## Problem statement
Look through the data below. Pick out the lines holding the string "premisas".

## Provided data
──────

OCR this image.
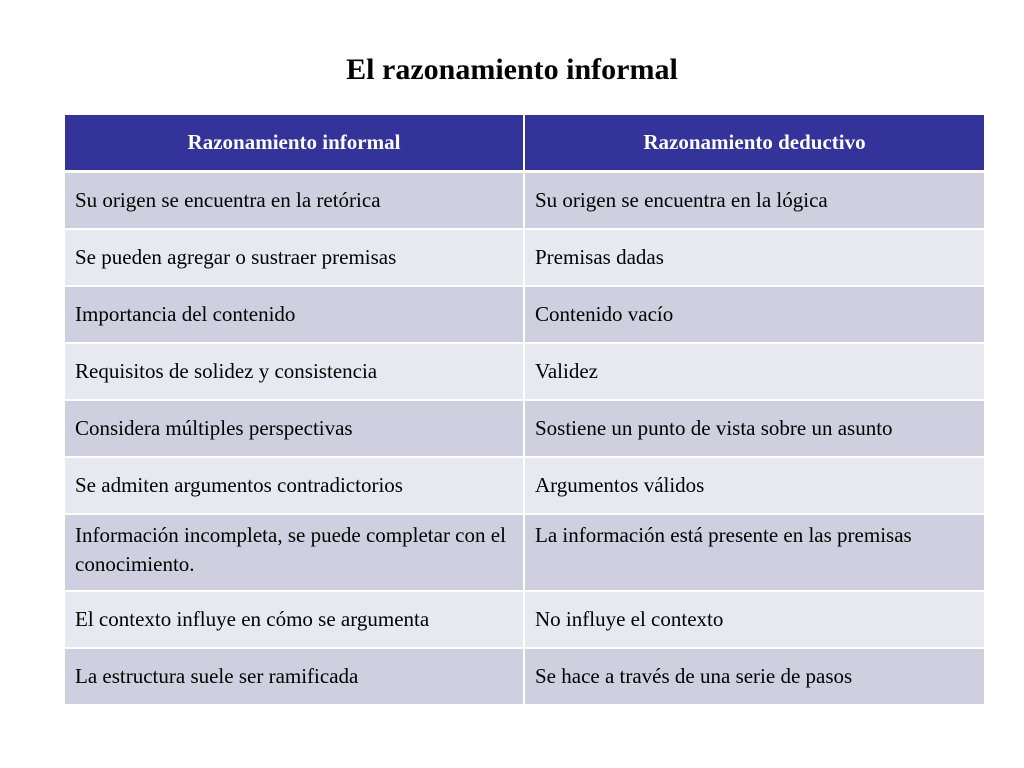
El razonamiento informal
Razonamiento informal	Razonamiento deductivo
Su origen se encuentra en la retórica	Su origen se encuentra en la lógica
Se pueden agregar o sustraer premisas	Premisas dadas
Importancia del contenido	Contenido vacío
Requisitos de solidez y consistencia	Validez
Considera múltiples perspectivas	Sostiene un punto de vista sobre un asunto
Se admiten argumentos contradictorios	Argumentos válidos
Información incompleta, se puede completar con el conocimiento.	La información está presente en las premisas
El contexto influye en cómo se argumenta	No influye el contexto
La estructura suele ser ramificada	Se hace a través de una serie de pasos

──────

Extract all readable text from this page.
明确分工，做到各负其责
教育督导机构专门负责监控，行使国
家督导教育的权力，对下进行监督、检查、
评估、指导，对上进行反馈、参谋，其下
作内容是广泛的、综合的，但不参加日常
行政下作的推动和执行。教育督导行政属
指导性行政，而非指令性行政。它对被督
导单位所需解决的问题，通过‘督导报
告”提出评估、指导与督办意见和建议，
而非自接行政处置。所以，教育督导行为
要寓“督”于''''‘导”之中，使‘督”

──────

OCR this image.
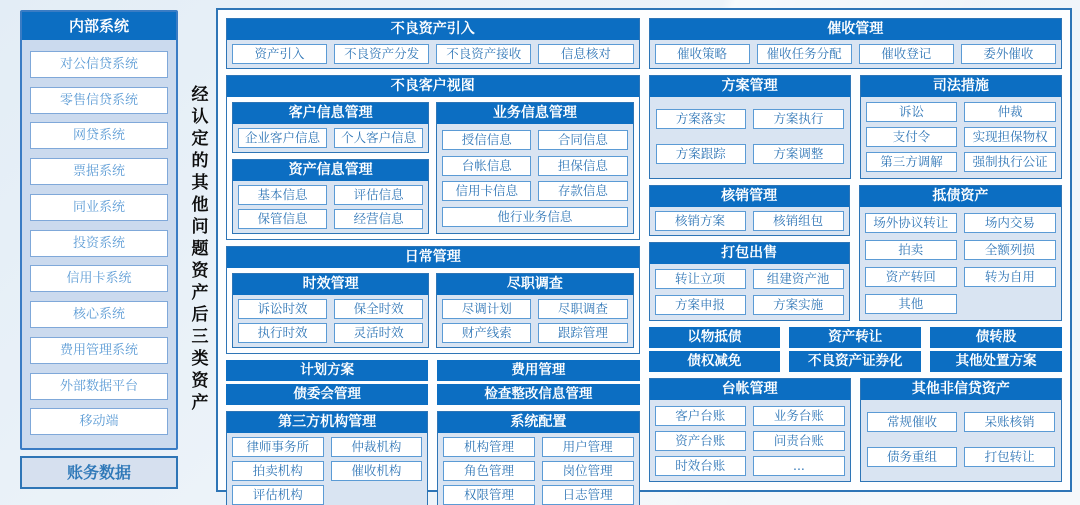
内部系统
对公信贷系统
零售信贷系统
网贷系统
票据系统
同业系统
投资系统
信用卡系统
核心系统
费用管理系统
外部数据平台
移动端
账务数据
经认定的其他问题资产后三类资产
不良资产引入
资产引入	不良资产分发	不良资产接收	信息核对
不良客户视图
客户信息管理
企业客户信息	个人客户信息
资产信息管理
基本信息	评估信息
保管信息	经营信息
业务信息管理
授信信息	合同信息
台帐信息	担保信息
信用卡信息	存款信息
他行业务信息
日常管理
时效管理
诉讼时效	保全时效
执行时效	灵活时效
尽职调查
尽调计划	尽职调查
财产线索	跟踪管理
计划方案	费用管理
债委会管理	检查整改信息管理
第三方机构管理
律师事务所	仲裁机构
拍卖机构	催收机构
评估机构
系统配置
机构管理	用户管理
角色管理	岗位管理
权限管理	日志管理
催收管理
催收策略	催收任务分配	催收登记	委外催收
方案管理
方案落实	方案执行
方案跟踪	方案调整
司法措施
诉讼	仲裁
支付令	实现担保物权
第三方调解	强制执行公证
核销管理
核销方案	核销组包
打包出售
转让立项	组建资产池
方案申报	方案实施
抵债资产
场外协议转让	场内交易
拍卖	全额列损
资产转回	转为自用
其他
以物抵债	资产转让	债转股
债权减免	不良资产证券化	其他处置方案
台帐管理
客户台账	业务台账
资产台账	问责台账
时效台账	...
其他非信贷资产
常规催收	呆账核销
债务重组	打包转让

──────

## Response for this exercise
Se pueden agregar o sustraer premisas	Premisas dadas
Información incompleta, se puede completar con el conocimiento.	La información está presente en las premisas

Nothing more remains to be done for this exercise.